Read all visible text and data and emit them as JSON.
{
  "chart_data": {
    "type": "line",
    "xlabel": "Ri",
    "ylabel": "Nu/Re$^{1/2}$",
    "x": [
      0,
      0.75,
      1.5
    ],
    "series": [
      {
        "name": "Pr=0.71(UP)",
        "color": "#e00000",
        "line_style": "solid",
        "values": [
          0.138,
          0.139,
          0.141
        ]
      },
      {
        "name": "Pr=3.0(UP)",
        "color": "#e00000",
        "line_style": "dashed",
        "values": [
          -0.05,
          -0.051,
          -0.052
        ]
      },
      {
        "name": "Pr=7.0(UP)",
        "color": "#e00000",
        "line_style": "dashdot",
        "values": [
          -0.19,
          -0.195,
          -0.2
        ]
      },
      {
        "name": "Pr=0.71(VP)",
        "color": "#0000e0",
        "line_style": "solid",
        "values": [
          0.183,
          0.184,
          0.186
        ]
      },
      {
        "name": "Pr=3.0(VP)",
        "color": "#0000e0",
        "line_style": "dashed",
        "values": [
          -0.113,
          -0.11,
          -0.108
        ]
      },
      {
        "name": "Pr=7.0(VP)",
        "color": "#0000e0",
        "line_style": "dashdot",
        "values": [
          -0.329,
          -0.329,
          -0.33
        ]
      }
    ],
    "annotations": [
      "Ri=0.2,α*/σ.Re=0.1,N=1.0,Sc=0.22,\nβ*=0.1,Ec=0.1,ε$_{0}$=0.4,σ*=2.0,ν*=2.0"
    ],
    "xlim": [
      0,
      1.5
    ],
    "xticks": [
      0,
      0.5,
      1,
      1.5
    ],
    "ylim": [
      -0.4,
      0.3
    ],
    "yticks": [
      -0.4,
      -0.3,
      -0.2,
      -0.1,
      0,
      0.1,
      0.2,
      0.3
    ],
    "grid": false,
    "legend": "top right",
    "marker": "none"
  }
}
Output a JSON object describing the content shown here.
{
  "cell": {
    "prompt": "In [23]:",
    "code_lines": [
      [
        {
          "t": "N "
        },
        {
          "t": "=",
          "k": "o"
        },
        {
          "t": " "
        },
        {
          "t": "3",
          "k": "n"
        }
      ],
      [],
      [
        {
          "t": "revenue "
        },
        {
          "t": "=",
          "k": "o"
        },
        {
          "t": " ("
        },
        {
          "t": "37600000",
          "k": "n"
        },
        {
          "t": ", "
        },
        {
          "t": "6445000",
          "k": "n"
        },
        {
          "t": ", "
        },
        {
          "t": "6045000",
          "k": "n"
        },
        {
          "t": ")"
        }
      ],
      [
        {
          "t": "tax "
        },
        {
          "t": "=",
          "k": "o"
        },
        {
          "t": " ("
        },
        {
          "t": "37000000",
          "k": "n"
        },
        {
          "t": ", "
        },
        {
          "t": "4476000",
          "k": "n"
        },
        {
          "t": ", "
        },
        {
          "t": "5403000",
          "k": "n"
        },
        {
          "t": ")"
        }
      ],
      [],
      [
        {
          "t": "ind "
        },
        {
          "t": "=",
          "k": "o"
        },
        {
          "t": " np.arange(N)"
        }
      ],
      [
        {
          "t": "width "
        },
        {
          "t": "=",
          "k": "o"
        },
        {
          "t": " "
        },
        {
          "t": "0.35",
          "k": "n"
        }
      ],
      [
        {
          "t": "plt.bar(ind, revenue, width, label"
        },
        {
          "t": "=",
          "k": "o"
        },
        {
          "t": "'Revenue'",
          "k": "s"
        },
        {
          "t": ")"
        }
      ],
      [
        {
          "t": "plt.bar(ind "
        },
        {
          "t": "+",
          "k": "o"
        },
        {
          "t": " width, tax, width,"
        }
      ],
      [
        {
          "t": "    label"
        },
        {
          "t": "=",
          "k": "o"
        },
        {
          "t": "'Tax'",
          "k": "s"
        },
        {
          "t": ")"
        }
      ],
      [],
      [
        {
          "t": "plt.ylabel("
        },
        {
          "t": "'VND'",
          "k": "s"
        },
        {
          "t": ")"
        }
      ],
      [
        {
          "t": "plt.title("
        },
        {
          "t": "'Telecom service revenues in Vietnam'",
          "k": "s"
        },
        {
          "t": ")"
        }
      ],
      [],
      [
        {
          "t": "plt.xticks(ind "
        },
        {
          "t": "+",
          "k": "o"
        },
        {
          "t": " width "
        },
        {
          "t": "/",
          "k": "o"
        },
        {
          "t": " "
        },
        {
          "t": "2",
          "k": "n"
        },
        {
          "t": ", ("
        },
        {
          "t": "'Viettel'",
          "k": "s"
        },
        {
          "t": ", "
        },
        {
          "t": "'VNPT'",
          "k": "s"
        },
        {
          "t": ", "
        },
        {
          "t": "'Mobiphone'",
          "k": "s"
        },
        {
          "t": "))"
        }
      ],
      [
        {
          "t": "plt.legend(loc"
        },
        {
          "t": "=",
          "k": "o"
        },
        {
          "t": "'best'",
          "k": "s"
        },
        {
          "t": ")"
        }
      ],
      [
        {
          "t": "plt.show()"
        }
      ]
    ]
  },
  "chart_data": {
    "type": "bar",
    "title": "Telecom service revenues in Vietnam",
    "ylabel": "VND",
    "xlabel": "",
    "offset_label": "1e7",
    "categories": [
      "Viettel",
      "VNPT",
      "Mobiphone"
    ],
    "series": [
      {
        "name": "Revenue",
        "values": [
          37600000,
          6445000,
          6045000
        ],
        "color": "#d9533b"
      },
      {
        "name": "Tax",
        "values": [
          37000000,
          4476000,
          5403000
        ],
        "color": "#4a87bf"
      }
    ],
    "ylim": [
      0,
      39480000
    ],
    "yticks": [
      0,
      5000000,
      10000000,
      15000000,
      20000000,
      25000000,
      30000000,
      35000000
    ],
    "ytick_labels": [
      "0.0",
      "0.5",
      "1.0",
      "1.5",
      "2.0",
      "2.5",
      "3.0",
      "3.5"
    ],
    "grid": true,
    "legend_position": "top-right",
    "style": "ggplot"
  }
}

- _CHALLENGE_: Extract all lines that hold the word "ylabel".

- _SOLUTION TO THIS EXERCISE_:
    "ylabel": "Nu/Re$^{1/2}$",
          "t": "plt.ylabel("
    "ylabel": "VND",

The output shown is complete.